**PROBLEM**
Repeat each line exactly as it is written.

**DATASET ENTRIES**
====

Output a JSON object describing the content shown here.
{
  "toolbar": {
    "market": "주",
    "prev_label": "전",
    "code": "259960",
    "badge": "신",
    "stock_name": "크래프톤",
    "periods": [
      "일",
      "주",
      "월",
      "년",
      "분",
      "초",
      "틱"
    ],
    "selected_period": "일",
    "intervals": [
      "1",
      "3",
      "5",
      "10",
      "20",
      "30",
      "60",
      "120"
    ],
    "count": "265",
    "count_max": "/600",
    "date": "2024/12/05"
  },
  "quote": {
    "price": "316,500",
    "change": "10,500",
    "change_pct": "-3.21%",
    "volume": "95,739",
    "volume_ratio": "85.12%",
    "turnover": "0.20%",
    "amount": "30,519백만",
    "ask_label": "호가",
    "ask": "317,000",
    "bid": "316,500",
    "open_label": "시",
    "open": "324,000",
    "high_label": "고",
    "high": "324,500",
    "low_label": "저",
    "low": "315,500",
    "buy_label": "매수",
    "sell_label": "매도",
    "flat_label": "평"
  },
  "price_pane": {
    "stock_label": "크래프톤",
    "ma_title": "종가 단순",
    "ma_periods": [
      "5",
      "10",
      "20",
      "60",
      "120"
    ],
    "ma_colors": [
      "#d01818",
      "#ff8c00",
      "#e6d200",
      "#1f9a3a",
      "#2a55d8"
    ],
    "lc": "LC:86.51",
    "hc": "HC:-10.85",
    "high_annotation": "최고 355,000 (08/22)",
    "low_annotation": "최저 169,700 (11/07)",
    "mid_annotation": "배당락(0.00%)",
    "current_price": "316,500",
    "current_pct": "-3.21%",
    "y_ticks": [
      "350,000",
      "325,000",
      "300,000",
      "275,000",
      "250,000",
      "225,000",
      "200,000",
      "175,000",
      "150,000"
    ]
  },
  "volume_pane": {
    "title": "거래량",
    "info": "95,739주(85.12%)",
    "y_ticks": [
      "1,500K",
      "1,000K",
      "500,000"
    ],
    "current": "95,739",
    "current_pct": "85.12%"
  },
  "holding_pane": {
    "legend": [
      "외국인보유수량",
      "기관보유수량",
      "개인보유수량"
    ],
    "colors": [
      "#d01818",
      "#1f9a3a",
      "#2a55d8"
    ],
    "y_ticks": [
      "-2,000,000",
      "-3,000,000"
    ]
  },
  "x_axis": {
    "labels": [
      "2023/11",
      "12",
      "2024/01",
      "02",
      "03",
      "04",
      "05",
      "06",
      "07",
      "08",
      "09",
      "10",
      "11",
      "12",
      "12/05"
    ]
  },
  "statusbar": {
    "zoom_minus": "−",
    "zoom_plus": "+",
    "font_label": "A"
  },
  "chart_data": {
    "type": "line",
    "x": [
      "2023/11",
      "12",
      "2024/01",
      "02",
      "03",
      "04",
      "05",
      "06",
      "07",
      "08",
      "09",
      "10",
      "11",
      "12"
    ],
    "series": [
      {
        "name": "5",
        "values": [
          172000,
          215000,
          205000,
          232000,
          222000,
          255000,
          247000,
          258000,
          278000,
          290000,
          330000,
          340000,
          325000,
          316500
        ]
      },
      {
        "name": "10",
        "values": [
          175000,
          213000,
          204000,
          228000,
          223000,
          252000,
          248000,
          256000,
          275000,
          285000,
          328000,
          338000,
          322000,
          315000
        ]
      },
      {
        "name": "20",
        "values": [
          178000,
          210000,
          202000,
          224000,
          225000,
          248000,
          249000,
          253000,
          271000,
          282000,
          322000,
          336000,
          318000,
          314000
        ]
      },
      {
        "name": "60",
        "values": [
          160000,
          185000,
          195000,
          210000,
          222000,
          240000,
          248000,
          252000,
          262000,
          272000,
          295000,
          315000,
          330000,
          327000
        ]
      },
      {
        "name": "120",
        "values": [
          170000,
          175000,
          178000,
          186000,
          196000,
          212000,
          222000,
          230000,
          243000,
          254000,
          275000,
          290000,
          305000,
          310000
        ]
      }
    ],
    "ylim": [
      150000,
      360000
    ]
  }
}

====

**RESULT FOR THIS TASK**
Output a JSON object describing the content shown here.
{
  "toolbar": {
    "market": "주",
    "prev_label": "전",
    "code": "259960",
    "badge": "신",
    "stock_name": "크래프톤",
    "periods": [
      "일",
      "주",
      "월",
      "년",
      "분",
      "초",
      "틱"
    ],
    "selected_period": "일",
    "intervals": [
      "1",
      "3",
      "5",
      "10",
      "20",
      "30",
      "60",
      "120"
    ],
    "count": "265",
    "count_max": "/600",
    "date": "2024/12/05"
  },
  "quote": {
    "price": "316,500",
    "change": "10,500",
    "change_pct": "-3.21%",
    "volume": "95,739",
    "volume_ratio": "85.12%",
    "turnover": "0.20%",
    "amount": "30,519백만",
    "ask_label": "호가",
    "ask": "317,000",
    "bid": "316,500",
    "open_label": "시",
    "open": "324,000",
    "high_label": "고",
    "high": "324,500",
    "low_label": "저",
    "low": "315,500",
    "buy_label": "매수",
    "sell_label": "매도",
    "flat_label": "평"
  },
  "price_pane": {
    "stock_label": "크래프톤",
    "ma_title": "종가 단순",
    "ma_periods": [
      "5",
      "10",
      "20",
      "60",
      "120"
    ],
    "ma_colors": [
      "#d01818",
      "#ff8c00",
      "#e6d200",
      "#1f9a3a",
      "#2a55d8"
    ],
    "lc": "LC:86.51",
    "hc": "HC:-10.85",
    "high_annotation": "최고 355,000 (08/22)",
    "low_annotation": "최저 169,700 (11/07)",
    "mid_annotation": "배당락(0.00%)",
    "current_price": "316,500",
    "current_pct": "-3.21%",
    "y_ticks": [
      "350,000",
      "325,000",
      "300,000",
      "275,000",
      "250,000",
      "225,000",
      "200,000",
      "175,000",
      "150,000"
    ]
  },
  "volume_pane": {
    "title": "거래량",
    "info": "95,739주(85.12%)",
    "y_ticks": [
      "1,500K",
      "1,000K",
      "500,000"
    ],
    "current": "95,739",
    "current_pct": "85.12%"
  },
  "holding_pane": {
    "legend": [
      "외국인보유수량",
      "기관보유수량",
      "개인보유수량"
    ],
    "colors": [
      "#d01818",
      "#1f9a3a",
      "#2a55d8"
    ],
    "y_ticks": [
      "-2,000,000",
      "-3,000,000"
    ]
  },
  "x_axis": {
    "labels": [
      "2023/11",
      "12",
      "2024/01",
      "02",
      "03",
      "04",
      "05",
      "06",
      "07",
      "08",
      "09",
      "10",
      "11",
      "12",
      "12/05"
    ]
  },
  "statusbar": {
    "zoom_minus": "−",
    "zoom_plus": "+",
    "font_label": "A"
  },
  "chart_data": {
    "type": "line",
    "x": [
      "2023/11",
      "12",
      "2024/01",
      "02",
      "03",
      "04",
      "05",
      "06",
      "07",
      "08",
      "09",
      "10",
      "11",
      "12"
    ],
    "series": [
      {
        "name": "5",
        "values": [
          172000,
          215000,
          205000,
          232000,
          222000,
          255000,
          247000,
          258000,
          278000,
          290000,
          330000,
          340000,
          325000,
          316500
        ]
      },
      {
        "name": "10",
        "values": [
          175000,
          213000,
          204000,
          228000,
          223000,
          252000,
          248000,
          256000,
          275000,
          285000,
          328000,
          338000,
          322000,
          315000
        ]
      },
      {
        "name": "20",
        "values": [
          178000,
          210000,
          202000,
          224000,
          225000,
          248000,
          249000,
          253000,
          271000,
          282000,
          322000,
          336000,
          318000,
          314000
        ]
      },
      {
        "name": "60",
        "values": [
          160000,
          185000,
          195000,
          210000,
          222000,
          240000,
          248000,
          252000,
          262000,
          272000,
          295000,
          315000,
          330000,
          327000
        ]
      },
      {
        "name": "120",
        "values": [
          170000,
          175000,
          178000,
          186000,
          196000,
          212000,
          222000,
          230000,
          243000,
          254000,
          275000,
          290000,
          305000,
          310000
        ]
      }
    ],
    "ylim": [
      150000,
      360000
    ]
  }
}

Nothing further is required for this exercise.